**Page**
====
The 5-speed actually looks the most sensible way to do it:
42.4​ 50.3​ 63.7​ 80.8​ 95.5​ 
I assume any Brompton dealer could quote me a price for an upgrade from SA 3-speed to 5-speed?


----------



## Rohloff_Brompton_Rider (2 Aug 2013)

No, the 5 speed isn't available anymore....hence me sending you pete's number, he deals in second hand b's.


----------



## CopperBrompton (2 Aug 2013)

Yeah, I emailed him but no reply


----------



## rualexander (2 Aug 2013)

5 speed Sturmey hubs are still in production.
Have a look at www.sturmey-archer.com/


----------



## CopperBrompton (2 Aug 2013)

Thanks, do you know which of those is the one Brompton fitted?


----------



## rualexander (2 Aug 2013)

No, sorry I don't know which if any of the current models were used by Brompton.
Best bet for an upgrade would be the x-rf5(w) which according to Sheldon Brown's gear calculator gives a range of 25 to 64 gear inches, using a 50 tooth chainring and a 20 tooth sprocket.
The 119mm over locknut version would probably be the one to fit a Brompton.


----------



## CopperBrompton (3 Aug 2013)

Ok, thanks. That one would be too low for me with that particular setup - I currently have 47/63/84 and am looking to get a little lower and somewhat higher.


----------



## Rohloff_Brompton_Rider (3 Aug 2013)

Trikeman said:


> Yeah, I emailed him but no reply


Sorry, forgot to say..he's on holiday...oops.


----------



## Rohloff_Brompton_Rider (3 Aug 2013)

rualexander said:


> 5 speed Sturmey hubs are still in production.
> Have a look at www.sturmey-archer.com/


Yeah, I meant already built wheels, sorry I should have been clearer.


----------



## CopperBrompton (3 Aug 2013)

bromptonfb said:


> Sorry, forgot to say..he's on holiday...oops.


 
Ah, ok :-)


----------



## rualexander (3 Aug 2013)

Trikeman said:


> Ok, thanks. That one would be too low for me with that particular setup - I currently have 47/63/84 and am looking to get a little lower and somewhat higher.


Ok, well you'd just have to change your chainring and/or sprocket size then.
For example, a 50 tooth chainring and 14 tooth sprocket would give you a range of 36 - 92 gear inches, or with a 13 tooth sprocket 38.6 - 98.9 gear inches.
Sheldon Brown gear calculator is here http://sheldonbrown.com/gears/
Note, the Sturmey Archer 5 speed x-rf5(w) seems to 36 holes so you probably need to change the rim too.


----------



## CopperBrompton (3 Aug 2013)

The Sheldon and Brompton calculators seem to give totally different results <Confused>


----------



## Night Train (6 Aug 2013)
====
**Data extract**
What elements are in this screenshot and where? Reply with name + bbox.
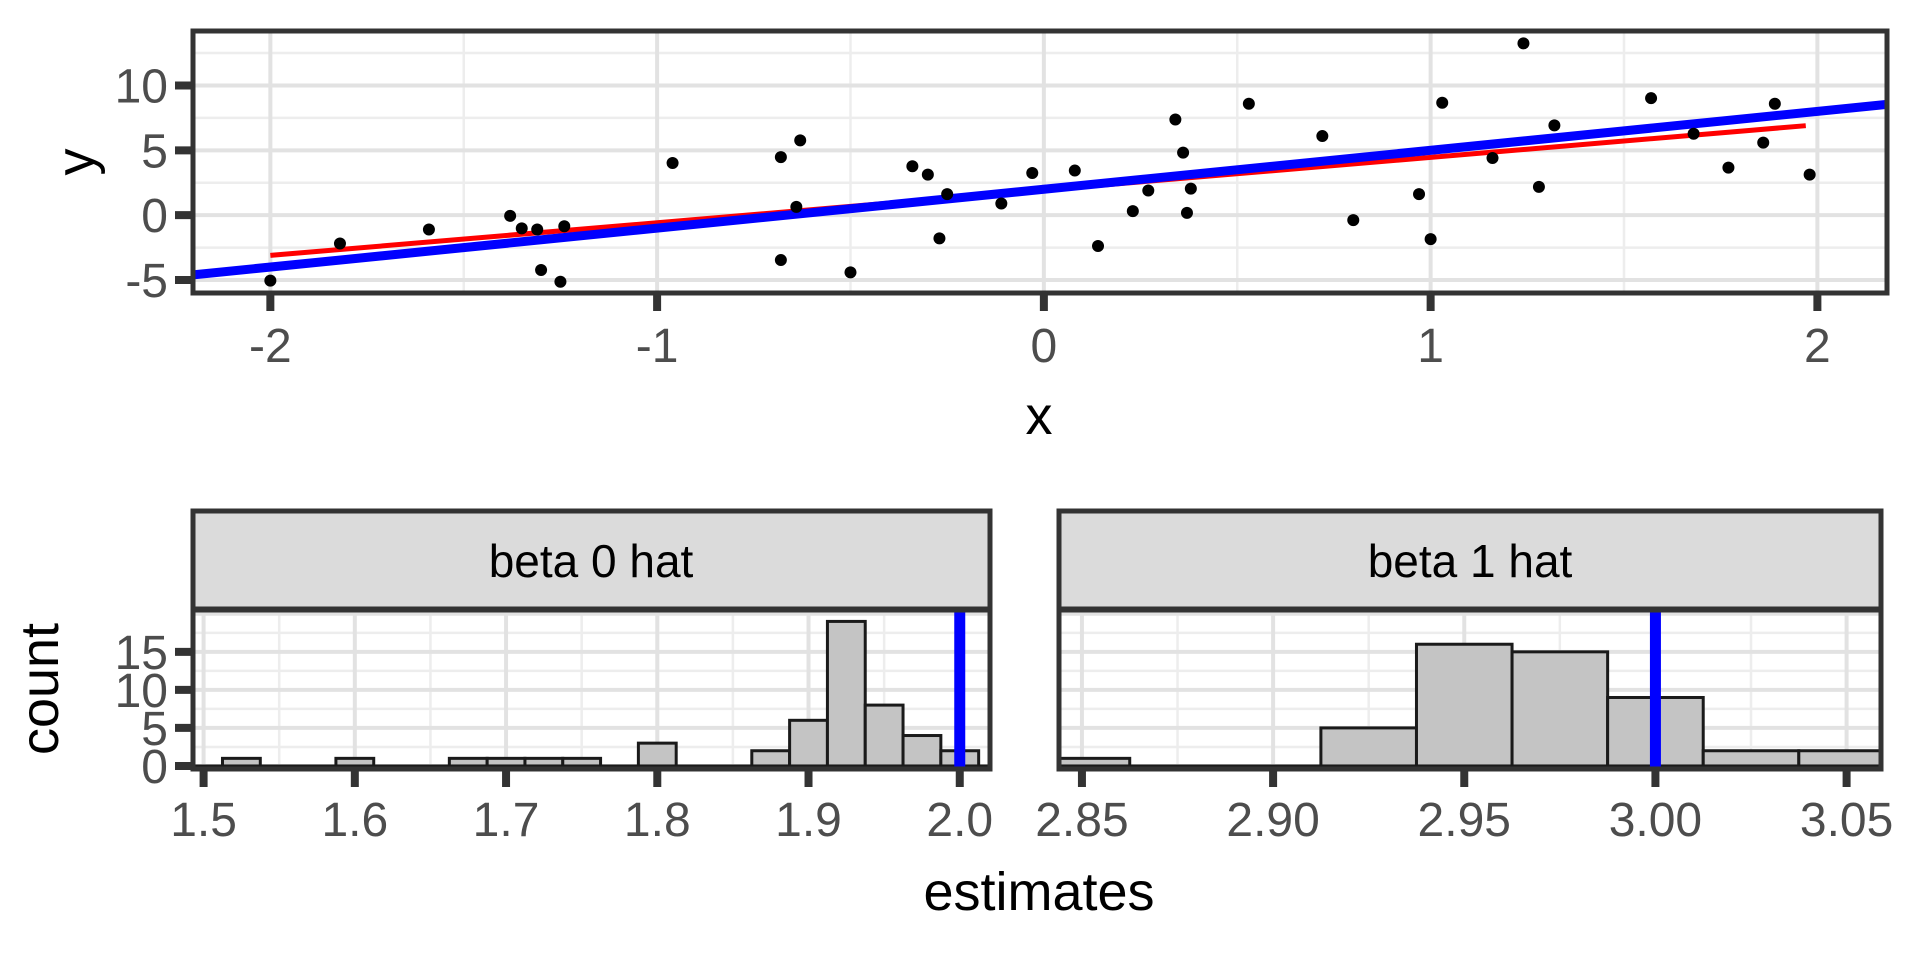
====
**Exercise requirements**
1) In the forum thread, which over-locknut width would probably fit a Brompton?
2) Rewrite the forum thread starting with "Thanks, do you" and going on through "used by Brompton.", swapping "current models" for "newer models".
The material has no connection to the forum thread.

**Worked answers**
1) 119mm

2)
Thanks, do you know which of those is the one Brompton fitted?


----------



## rualexander (2 Aug 2013)

No, sorry I don't know which if any of the newer models were used by Brompton.